Exercise directions:
Print the entries below in their entirety, exactly as they are written.

── Source material ──

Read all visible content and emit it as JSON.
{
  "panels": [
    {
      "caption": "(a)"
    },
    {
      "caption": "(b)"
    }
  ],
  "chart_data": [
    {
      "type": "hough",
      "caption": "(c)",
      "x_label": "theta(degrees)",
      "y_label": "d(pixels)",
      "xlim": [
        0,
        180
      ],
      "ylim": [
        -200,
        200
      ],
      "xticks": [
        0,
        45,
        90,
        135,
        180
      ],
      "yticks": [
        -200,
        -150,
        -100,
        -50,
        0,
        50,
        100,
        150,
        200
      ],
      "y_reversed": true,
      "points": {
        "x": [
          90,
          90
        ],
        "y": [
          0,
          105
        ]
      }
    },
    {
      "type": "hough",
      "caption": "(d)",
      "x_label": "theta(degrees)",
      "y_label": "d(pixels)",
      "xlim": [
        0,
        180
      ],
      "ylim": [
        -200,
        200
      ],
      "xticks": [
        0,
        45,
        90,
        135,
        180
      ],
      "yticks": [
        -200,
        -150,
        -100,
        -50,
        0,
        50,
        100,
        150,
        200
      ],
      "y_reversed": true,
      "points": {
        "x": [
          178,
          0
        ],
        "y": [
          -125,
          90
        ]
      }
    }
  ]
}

───

Answer to the problem:
Read all visible content and emit it as JSON.
{
  "panels": [
    {
      "caption": "(a)"
    },
    {
      "caption": "(b)"
    }
  ],
  "chart_data": [
    {
      "type": "hough",
      "caption": "(c)",
      "x_label": "theta(degrees)",
      "y_label": "d(pixels)",
      "xlim": [
        0,
        180
      ],
      "ylim": [
        -200,
        200
      ],
      "xticks": [
        0,
        45,
        90,
        135,
        180
      ],
      "yticks": [
        -200,
        -150,
        -100,
        -50,
        0,
        50,
        100,
        150,
        200
      ],
      "y_reversed": true,
      "points": {
        "x": [
          90,
          90
        ],
        "y": [
          0,
          105
        ]
      }
    },
    {
      "type": "hough",
      "caption": "(d)",
      "x_label": "theta(degrees)",
      "y_label": "d(pixels)",
      "xlim": [
        0,
        180
      ],
      "ylim": [
        -200,
        200
      ],
      "xticks": [
        0,
        45,
        90,
        135,
        180
      ],
      "yticks": [
        -200,
        -150,
        -100,
        -50,
        0,
        50,
        100,
        150,
        200
      ],
      "y_reversed": true,
      "points": {
        "x": [
          178,
          0
        ],
        "y": [
          -125,
          90
        ]
      }
    }
  ]
}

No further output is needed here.